- 課題 -
以下に示すコラーゲン水分散体と水系塗料についての文章を、最後の文の後から書き継ぎなさい。

- 引用文 -
§ §

説明

コラーゲン水分散体、水系塗料および積層体

【課題】水系塗料に添加されたコラーゲンが凝集せず、塗装仕上げにおいて、優れた柔軟性と風合いを付与するコラーゲン水分散体、水系塗料および積層体を提供すること。
【解決手段】牛革シェービング屑よりコラーゲンパウダーを得、平均粒径が、粒径成分の指標(D50)で0.02〜5μm、かつ、大粒径成分の指標(D90)で0.05〜10μmであるコラーゲンタンパク質を含有するコラーゲン水分散体を作製する。コラーゲン水分散体は、以下の式(1)で表される可溶性度Rが90%以上である。
R=(S/T)×100 ・・・(1)
式中、Sは#120メッシュを通過したアセトン・コラーゲン水分散体溶液(g)、Tはコラーゲン水分散体中コラーゲン量の100倍アセトン量(g)とコラーゲン水分散体(g)の総量(g)である。

【発明の詳細な説明】
【技術分野】
【0001】
本発明は、コラーゲン水分散体、水系塗料および積層体に関する。
【背景技術】
【0002】
一般に、皮革製品は、天然か合成かを問わず、塗装仕上げが施されている。塗装に使用される塗料には、天然タンパク質を改質材として添加することにより、吸放湿性などの各種特性を付与、向上させた製品を得ることができる。例えば、改質材として、コラーゲン粉末を用いた場合、柔軟性や風合いに優れた製品が得られる。
従来、粉末状のコラーゲンを有機溶剤系塗料や合成樹脂等に配合して塗布することで皮革製品の風合いを向上する方法が提案されていた(特許文献1、特許文献2)。しかしながら、有機溶剤系塗料や合成樹脂等によって塗装仕上げされたものは硬質感があり、柔軟性、風合いは満足いかないものであった。
一方、塗料は、環境、人体への影響から有機溶剤系から水系化の改良が進んでいたが、有機溶剤を水系化しただけでは、これら粉末状の天然タンパク質は凝集が生じ、塗料化できないといった問題や、ざらつきにより風合いを悪化してしまうといった問題が発生していた。
そこで、特許文献3では、水系塗料へコラーゲン水分散体を添加する方法として、イソプロピルアルコールやブチルセロソルブ等の浸透剤をパウダーに含浸させ、可溶化コラーゲンを用いる方法が提案されている。
【0003】
【特許文献1】特開昭62−257973号公報
【特許文献2】特開昭62−257974号公報
【特許文献3】特開平05−059400号公報
【発明の開示】
【発明が解決しようとする課題】
【0004】
しかしながら、特許文献3に記載の方法でも、塗料に添加した際にコラーゲンが凝集したり、コラーゲンの添加効果が低いといった問題があった。
【0005】
本発明の目的は、水系塗料に添加されたコラーゲンが凝集せず、塗装仕上げにおいて、優れた柔軟性と風合いを付与するコラーゲン水分散体、水系塗料および積層体を提供することである。
【課題を解決するための手段】
【0006】
上記目的を達成するために、本発明は、平均粒径が、粒径成分の指標(D50)で0.02〜5μm、かつ、大粒径成分の指標(D90)で0.05〜10μmであるコラーゲンタンパク質を含有することを特徴とする。

§ §

- データ -

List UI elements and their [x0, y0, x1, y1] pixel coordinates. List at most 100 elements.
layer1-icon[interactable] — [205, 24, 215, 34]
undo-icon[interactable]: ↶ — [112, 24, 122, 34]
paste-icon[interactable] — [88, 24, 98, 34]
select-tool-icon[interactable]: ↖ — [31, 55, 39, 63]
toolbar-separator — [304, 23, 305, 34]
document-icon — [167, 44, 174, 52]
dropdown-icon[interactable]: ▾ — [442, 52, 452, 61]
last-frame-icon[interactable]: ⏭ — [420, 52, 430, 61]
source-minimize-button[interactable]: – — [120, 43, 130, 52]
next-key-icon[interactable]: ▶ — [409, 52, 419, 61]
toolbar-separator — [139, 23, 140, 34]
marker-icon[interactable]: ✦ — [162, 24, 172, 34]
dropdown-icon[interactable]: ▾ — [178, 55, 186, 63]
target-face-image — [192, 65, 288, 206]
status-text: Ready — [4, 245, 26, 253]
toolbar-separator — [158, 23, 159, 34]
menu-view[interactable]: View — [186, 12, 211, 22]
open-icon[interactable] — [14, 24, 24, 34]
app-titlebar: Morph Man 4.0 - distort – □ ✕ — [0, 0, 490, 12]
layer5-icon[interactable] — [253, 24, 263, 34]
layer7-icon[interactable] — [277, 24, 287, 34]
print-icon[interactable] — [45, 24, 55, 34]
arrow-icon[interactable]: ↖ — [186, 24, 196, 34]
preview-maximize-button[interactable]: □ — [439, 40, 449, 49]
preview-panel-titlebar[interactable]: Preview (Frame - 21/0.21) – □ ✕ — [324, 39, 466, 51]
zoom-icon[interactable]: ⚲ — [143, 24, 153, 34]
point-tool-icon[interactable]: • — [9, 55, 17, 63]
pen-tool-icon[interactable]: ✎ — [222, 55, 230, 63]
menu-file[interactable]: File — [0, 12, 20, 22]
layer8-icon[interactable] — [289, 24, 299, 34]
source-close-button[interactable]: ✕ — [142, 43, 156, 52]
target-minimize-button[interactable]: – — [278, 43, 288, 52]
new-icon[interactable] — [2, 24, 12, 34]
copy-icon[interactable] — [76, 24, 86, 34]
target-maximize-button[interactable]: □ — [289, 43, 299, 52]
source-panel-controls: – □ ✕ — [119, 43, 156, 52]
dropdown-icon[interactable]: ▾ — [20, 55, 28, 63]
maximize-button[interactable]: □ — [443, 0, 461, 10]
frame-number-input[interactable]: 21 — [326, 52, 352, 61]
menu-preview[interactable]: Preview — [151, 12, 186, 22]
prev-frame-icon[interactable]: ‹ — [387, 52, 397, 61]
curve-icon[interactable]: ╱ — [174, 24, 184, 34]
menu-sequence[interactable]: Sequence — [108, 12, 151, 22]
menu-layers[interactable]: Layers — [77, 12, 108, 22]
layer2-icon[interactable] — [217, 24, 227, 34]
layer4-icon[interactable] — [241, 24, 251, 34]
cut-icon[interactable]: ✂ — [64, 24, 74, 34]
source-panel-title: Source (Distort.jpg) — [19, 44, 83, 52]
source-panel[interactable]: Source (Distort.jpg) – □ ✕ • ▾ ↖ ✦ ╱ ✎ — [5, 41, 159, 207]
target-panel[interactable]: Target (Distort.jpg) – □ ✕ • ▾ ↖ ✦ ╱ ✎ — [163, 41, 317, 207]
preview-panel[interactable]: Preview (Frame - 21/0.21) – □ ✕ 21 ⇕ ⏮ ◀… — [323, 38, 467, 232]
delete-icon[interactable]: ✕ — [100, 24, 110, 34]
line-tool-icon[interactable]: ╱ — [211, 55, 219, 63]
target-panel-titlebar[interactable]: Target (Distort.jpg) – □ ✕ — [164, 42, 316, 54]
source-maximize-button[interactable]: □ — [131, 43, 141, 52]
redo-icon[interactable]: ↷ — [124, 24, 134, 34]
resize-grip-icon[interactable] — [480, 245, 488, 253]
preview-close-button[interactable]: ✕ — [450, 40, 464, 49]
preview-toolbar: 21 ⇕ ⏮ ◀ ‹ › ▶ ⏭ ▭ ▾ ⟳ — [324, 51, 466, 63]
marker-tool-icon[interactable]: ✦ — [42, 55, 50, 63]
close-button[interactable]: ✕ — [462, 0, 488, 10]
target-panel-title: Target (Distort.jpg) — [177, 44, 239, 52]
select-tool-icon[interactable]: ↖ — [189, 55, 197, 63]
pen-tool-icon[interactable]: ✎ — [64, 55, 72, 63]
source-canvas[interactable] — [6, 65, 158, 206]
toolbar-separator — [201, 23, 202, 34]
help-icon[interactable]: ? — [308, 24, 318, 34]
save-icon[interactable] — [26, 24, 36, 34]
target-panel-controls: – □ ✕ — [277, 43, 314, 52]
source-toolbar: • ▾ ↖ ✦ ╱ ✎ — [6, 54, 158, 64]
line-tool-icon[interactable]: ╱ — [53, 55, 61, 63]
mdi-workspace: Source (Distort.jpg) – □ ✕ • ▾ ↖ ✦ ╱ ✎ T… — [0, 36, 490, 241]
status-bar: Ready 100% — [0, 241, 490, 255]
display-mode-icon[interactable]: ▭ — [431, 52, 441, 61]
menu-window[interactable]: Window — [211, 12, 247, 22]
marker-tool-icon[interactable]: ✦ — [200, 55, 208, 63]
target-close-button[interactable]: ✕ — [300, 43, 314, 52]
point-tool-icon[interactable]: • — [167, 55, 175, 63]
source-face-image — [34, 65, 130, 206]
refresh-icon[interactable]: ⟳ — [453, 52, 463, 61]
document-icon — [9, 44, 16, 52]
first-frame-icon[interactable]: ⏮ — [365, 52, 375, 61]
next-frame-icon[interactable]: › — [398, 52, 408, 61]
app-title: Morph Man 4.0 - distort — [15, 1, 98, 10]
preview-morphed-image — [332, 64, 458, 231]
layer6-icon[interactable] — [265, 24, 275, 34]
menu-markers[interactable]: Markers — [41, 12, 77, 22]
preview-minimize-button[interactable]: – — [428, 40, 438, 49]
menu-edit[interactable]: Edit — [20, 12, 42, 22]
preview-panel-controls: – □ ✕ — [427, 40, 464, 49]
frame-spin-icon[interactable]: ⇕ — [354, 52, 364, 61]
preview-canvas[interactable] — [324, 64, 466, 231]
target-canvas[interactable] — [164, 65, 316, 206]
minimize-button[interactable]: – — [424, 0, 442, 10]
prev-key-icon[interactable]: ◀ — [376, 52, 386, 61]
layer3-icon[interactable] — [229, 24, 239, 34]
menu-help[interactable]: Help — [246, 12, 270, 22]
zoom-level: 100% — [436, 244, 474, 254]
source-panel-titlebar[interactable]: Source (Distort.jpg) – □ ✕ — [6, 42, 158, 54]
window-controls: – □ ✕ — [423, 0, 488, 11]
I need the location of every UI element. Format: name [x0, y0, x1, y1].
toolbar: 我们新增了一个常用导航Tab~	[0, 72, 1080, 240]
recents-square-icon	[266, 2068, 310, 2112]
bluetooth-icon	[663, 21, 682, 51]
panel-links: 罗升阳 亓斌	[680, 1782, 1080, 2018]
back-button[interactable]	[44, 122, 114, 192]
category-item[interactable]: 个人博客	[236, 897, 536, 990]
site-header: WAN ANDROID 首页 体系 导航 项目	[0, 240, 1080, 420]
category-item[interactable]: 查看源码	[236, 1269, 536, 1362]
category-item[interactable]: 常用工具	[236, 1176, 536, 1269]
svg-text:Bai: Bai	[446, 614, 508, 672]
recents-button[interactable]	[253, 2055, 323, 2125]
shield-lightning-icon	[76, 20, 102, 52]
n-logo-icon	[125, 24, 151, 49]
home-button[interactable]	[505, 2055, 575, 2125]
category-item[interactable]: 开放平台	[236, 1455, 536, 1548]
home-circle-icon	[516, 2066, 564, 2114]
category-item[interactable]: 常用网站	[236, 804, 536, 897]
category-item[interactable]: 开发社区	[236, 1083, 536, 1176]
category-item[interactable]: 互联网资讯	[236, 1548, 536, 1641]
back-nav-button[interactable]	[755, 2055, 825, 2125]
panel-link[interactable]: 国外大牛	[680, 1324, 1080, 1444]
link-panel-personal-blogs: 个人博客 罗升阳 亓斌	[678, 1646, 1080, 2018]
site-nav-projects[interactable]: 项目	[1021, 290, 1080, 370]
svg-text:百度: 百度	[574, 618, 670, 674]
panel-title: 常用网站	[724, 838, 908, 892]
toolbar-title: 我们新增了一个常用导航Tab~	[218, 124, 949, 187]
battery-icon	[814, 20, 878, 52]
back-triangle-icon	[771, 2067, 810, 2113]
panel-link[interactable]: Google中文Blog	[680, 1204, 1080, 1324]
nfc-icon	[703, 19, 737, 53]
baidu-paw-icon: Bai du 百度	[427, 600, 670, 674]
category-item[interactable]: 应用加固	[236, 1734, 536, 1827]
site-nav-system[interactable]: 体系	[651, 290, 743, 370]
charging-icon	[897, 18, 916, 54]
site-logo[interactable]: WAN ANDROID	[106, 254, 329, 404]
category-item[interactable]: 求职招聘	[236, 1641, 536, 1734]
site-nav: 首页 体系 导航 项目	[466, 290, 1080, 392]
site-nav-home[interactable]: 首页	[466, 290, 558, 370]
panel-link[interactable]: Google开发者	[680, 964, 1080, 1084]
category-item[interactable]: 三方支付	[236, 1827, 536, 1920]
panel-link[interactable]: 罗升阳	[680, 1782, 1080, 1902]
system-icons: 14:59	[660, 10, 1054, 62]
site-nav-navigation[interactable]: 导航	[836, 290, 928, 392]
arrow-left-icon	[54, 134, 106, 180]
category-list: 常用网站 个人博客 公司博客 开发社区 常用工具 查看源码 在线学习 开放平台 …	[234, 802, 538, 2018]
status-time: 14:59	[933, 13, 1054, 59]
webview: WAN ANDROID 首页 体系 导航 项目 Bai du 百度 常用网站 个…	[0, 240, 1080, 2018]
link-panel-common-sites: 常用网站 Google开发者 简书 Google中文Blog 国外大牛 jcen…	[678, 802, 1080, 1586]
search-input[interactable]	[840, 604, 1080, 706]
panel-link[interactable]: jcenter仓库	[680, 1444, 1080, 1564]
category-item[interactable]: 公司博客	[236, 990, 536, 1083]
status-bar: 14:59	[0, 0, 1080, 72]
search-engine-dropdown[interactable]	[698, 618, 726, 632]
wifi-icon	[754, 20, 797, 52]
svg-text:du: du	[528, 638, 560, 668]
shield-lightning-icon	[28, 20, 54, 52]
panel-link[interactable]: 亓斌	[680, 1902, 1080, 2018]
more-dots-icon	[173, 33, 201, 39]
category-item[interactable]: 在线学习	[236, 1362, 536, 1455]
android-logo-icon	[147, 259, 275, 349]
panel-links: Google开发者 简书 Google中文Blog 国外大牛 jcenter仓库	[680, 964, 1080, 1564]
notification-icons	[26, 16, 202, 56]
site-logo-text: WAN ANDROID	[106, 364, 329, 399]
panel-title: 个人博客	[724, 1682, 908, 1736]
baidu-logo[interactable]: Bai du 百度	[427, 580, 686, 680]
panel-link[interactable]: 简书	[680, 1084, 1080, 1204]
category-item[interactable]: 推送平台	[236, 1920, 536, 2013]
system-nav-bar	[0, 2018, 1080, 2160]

§ §

- 解答 -
【0007】
D50とは、粉体の粒径分布において,小粒径から大粒径への粒子頻度の積算が、全体の50%を占めるときの粒径で、D90も同様に、全体の90%をしめるときの粒径を表す。すなわち、本発明では、粒径0.02〜5μmのコラーゲンタンパク質の含有量が全体の50%を占め、かつ、粒径0.05〜10μmのコラーゲンタンパク質の含有量が全体の90%を占める。
一般に、コラーゲンは、アルデヒド、ケトン、キノン類で脱水作用により凝集する特徴を有しており、従来、有機溶媒系では凝集の問題がなかったコラーゲンでも、水系塗料では塗料の樹脂の官能基や、表面張力が高いために塗装性を保持する目的で多用される濡れ剤・含浸剤が脱水作用を生じる原因となり、凝集の問題が顕在化する。
そこで、本発明のようにコラーゲン水分散体に含まれるコラーゲンを微粉化することにより、塗料への添加で生じる凝集体自体も微小化し、また凝集し得る分子鎖集合体の切断、ほぐれが生じ、塗料液としては実質凝集のないものとして扱うことができるようになる。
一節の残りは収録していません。